* **Instruction**
Reproduce the records exactly.
>> START Data supplied
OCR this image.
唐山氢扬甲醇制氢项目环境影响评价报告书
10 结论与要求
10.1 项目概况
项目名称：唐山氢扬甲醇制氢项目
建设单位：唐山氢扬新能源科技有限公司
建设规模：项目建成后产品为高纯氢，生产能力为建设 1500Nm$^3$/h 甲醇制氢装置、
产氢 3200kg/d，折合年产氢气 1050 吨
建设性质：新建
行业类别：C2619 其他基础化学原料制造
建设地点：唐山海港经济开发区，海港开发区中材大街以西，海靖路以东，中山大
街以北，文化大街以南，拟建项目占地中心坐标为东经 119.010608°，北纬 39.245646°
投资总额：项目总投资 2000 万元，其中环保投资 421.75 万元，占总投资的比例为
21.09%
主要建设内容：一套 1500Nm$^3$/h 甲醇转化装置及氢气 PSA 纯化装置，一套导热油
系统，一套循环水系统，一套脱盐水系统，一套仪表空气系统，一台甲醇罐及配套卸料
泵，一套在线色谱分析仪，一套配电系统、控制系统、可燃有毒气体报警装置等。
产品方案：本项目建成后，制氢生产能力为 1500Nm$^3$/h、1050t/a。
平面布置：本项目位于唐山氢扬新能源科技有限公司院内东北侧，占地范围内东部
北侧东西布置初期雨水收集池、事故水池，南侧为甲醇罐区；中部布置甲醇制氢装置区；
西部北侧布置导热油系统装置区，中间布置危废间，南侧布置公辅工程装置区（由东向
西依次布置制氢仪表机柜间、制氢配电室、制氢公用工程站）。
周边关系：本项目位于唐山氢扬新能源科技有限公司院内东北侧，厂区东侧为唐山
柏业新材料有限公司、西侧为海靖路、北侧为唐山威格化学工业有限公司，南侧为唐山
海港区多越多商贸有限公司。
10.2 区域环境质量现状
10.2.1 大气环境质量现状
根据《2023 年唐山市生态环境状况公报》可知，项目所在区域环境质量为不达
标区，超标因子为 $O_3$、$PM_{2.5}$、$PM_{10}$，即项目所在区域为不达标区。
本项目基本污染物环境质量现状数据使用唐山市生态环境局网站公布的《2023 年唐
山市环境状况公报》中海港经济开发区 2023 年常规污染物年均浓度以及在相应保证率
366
>> END Data supplied
* **Response to the task**
OCR this image.
唐山氢扬甲醇制氢项目环境影响评价报告书
10 结论与要求
10.1 项目概况
项目名称：唐山氢扬甲醇制氢项目
建设单位：唐山氢扬新能源科技有限公司
建设规模：项目建成后产品为高纯氢，生产能力为建设 1500Nm$^3$/h 甲醇制氢装置、
产氢 3200kg/d，折合年产氢气 1050 吨
建设性质：新建
行业类别：C2619 其他基础化学原料制造
建设地点：唐山海港经济开发区，海港开发区中材大街以西，海靖路以东，中山大
街以北，文化大街以南，拟建项目占地中心坐标为东经 119.010608°，北纬 39.245646°
投资总额：项目总投资 2000 万元，其中环保投资 421.75 万元，占总投资的比例为
21.09%
主要建设内容：一套 1500Nm$^3$/h 甲醇转化装置及氢气 PSA 纯化装置，一套导热油
系统，一套循环水系统，一套脱盐水系统，一套仪表空气系统，一台甲醇罐及配套卸料
泵，一套在线色谱分析仪，一套配电系统、控制系统、可燃有毒气体报警装置等。
产品方案：本项目建成后，制氢生产能力为 1500Nm$^3$/h、1050t/a。
平面布置：本项目位于唐山氢扬新能源科技有限公司院内东北侧，占地范围内东部
北侧东西布置初期雨水收集池、事故水池，南侧为甲醇罐区；中部布置甲醇制氢装置区；
西部北侧布置导热油系统装置区，中间布置危废间，南侧布置公辅工程装置区（由东向
西依次布置制氢仪表机柜间、制氢配电室、制氢公用工程站）。
周边关系：本项目位于唐山氢扬新能源科技有限公司院内东北侧，厂区东侧为唐山
柏业新材料有限公司、西侧为海靖路、北侧为唐山威格化学工业有限公司，南侧为唐山
海港区多越多商贸有限公司。
10.2 区域环境质量现状
10.2.1 大气环境质量现状
根据《2023 年唐山市生态环境状况公报》可知，项目所在区域环境质量为不达
标区，超标因子为 $O_3$、$PM_{2.5}$、$PM_{10}$，即项目所在区域为不达标区。
本项目基本污染物环境质量现状数据使用唐山市生态环境局网站公布的《2023 年唐
山市环境状况公报》中海港经济开发区 2023 年常规污染物年均浓度以及在相应保证率
366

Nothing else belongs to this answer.